Short problem.
Can you reproduce everything from the start of the listing below down to the line that contains "line: [54, 85, 530, 241]", including that line, character for character?

Material for this task.
----------------------------------------

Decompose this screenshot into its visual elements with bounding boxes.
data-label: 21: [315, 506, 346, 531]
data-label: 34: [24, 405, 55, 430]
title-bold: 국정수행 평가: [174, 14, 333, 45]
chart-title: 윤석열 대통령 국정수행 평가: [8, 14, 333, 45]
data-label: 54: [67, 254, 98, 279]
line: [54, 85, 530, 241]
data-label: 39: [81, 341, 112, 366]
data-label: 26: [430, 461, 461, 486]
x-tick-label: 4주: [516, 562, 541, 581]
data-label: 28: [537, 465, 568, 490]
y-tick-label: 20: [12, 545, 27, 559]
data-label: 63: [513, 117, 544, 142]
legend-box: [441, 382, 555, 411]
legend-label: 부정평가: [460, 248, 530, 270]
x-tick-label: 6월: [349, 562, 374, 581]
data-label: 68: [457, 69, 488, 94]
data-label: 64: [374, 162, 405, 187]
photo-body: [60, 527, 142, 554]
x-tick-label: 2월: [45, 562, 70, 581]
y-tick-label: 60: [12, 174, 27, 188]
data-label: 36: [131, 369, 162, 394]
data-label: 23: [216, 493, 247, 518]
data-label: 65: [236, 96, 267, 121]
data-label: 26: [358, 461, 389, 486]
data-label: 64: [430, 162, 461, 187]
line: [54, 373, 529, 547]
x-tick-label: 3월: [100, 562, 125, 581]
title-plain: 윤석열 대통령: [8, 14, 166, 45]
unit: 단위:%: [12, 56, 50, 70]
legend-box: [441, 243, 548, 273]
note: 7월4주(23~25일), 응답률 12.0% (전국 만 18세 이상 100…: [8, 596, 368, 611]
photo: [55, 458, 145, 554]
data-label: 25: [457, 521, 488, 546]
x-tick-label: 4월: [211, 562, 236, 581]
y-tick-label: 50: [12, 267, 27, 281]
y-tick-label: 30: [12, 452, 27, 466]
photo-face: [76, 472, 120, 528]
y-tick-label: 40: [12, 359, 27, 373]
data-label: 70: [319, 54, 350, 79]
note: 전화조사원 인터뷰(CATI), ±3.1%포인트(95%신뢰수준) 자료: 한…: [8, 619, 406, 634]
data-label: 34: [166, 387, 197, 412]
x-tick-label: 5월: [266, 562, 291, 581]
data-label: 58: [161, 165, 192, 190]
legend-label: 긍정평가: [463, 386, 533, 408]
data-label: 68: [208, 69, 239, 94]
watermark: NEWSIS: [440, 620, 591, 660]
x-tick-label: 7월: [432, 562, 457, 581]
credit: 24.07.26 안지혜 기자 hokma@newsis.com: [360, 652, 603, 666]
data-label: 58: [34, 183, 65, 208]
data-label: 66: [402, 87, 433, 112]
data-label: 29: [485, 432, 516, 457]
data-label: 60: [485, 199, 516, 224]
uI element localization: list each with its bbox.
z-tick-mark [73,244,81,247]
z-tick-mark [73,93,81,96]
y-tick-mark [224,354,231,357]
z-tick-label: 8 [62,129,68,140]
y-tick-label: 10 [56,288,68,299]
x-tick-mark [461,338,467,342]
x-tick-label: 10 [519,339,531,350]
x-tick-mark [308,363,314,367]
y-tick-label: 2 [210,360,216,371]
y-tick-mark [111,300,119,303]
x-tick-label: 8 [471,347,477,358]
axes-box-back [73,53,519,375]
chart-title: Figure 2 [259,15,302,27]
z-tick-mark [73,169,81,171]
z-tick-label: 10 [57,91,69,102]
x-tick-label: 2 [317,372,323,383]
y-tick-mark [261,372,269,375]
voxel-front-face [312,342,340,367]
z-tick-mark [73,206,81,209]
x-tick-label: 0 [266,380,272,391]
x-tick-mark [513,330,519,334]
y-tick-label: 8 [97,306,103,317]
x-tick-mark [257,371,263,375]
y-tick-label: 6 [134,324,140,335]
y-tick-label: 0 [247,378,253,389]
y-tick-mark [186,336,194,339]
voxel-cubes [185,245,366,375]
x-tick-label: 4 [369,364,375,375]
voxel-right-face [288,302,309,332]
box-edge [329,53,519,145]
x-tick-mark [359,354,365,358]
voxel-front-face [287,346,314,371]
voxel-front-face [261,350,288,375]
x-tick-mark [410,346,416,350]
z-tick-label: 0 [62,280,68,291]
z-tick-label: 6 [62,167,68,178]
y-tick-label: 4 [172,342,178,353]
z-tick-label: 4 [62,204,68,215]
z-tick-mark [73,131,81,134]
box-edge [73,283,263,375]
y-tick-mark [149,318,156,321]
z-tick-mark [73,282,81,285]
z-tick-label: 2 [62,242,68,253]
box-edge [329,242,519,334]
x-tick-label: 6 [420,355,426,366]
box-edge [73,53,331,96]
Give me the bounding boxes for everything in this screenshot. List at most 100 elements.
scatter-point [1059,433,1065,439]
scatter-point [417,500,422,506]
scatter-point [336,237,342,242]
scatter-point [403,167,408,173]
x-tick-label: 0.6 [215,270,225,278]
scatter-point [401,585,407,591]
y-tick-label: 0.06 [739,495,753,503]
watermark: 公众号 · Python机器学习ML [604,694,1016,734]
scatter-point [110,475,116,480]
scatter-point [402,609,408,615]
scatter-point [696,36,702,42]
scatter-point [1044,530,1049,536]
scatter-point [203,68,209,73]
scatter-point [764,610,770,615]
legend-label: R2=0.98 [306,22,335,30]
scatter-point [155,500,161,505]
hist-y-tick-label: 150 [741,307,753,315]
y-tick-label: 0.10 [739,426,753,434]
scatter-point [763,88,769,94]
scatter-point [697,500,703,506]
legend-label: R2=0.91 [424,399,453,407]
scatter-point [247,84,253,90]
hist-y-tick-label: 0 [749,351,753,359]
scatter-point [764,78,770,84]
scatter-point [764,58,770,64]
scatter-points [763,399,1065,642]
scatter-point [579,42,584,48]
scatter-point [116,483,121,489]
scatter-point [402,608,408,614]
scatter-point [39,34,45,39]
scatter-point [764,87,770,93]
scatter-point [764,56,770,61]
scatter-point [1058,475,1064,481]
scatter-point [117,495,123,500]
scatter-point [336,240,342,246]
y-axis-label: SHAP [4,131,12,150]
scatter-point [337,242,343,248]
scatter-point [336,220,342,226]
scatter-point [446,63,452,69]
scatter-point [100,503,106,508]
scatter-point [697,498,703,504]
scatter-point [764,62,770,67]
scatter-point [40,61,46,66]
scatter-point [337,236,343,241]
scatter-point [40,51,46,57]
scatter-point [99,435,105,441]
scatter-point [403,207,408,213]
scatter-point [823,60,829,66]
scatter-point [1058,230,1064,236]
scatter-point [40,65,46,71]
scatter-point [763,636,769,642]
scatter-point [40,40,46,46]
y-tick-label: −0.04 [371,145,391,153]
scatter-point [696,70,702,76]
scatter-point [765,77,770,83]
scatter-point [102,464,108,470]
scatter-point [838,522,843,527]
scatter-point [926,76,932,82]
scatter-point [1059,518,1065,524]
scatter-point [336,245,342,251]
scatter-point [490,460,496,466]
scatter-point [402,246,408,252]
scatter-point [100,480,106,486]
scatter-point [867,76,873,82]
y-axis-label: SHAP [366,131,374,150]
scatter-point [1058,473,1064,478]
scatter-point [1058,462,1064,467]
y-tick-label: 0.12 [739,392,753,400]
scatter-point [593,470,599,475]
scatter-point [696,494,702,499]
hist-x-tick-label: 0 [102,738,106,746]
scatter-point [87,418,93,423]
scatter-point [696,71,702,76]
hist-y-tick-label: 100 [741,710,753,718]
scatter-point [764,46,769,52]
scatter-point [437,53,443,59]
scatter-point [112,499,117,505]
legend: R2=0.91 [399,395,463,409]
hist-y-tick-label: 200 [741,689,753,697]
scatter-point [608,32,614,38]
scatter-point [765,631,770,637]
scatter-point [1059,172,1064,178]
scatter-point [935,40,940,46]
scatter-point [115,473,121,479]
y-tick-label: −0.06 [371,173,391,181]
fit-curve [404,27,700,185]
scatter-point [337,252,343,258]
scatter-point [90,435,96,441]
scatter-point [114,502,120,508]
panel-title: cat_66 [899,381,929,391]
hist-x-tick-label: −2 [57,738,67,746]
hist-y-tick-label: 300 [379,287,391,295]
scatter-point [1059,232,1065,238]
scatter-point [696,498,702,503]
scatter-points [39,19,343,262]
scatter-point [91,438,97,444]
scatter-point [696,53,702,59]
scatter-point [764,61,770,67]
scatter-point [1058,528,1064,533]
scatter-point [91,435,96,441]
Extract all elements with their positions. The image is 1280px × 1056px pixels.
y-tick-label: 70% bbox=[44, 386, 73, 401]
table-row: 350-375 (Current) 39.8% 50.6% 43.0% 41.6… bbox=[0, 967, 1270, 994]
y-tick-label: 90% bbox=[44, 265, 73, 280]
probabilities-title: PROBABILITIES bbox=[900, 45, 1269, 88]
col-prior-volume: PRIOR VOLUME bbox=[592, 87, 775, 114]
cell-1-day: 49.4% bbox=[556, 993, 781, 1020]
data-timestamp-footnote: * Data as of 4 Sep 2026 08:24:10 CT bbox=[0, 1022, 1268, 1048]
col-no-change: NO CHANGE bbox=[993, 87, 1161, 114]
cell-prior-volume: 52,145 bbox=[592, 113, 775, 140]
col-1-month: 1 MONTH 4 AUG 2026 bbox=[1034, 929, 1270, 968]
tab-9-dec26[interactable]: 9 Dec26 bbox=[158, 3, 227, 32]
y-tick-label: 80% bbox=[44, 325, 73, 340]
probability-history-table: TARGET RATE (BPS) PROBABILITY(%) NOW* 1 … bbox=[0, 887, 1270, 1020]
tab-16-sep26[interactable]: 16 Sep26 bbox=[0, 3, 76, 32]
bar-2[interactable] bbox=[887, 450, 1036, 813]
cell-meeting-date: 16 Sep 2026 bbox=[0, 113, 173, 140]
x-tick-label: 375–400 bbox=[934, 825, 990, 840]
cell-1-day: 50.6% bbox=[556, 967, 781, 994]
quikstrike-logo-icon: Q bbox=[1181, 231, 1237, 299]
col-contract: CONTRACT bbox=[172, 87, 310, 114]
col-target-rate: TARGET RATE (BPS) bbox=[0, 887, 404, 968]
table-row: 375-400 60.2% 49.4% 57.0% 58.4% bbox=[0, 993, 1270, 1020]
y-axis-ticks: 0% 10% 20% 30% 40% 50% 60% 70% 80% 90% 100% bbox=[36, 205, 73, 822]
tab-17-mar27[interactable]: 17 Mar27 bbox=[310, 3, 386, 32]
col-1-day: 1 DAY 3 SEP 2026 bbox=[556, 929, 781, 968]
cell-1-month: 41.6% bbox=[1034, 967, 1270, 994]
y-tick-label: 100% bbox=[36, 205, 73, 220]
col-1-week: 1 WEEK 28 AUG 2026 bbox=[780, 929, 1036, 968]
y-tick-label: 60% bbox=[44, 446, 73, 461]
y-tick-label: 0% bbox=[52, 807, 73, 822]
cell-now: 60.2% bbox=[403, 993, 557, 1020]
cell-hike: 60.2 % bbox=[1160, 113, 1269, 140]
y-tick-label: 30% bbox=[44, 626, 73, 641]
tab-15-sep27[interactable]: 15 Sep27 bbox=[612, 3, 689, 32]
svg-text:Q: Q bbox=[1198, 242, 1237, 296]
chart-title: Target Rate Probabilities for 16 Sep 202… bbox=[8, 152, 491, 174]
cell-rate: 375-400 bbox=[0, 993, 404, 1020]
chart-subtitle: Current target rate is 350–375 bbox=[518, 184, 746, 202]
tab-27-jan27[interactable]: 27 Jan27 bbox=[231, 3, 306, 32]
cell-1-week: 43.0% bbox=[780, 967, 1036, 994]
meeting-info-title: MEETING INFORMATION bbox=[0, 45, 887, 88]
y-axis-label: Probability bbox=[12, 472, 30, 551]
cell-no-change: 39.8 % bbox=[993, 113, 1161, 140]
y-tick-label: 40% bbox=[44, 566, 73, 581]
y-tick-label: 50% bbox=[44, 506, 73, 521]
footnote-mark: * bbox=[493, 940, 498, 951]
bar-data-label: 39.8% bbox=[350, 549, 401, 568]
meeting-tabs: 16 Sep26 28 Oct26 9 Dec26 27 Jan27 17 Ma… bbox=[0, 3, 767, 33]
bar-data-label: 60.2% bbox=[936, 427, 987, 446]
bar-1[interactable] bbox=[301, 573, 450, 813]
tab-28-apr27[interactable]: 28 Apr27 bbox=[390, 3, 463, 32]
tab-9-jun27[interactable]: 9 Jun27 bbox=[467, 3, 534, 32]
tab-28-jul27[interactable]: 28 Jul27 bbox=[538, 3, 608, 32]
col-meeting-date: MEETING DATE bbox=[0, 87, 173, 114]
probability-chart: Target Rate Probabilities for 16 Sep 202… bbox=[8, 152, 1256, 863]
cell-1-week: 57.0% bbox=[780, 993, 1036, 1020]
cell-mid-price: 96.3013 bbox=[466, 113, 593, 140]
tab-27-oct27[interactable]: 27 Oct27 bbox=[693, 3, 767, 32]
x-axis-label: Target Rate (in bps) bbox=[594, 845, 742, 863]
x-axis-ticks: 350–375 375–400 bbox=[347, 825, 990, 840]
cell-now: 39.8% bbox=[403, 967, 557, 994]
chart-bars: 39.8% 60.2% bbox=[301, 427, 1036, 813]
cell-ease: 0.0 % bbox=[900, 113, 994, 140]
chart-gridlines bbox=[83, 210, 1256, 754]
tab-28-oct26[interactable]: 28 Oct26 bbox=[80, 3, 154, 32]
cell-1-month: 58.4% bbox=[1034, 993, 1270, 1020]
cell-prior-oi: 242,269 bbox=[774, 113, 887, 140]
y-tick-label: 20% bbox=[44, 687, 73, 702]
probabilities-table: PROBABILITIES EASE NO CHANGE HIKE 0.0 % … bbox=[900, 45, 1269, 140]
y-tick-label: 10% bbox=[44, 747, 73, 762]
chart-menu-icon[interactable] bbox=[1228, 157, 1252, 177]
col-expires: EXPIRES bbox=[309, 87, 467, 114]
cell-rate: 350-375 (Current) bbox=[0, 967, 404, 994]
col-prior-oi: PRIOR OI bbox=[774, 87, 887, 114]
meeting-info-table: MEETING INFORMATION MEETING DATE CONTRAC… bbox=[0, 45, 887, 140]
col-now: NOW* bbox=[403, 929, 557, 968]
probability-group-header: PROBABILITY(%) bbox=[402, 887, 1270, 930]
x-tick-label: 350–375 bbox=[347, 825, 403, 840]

----------------------------------------

Solution.
Decompose this screenshot into its visual elements with bounding boxes.
data-label: 21: [315, 506, 346, 531]
data-label: 34: [24, 405, 55, 430]
title-bold: 국정수행 평가: [174, 14, 333, 45]
chart-title: 윤석열 대통령 국정수행 평가: [8, 14, 333, 45]
data-label: 54: [67, 254, 98, 279]
line: [54, 85, 530, 241]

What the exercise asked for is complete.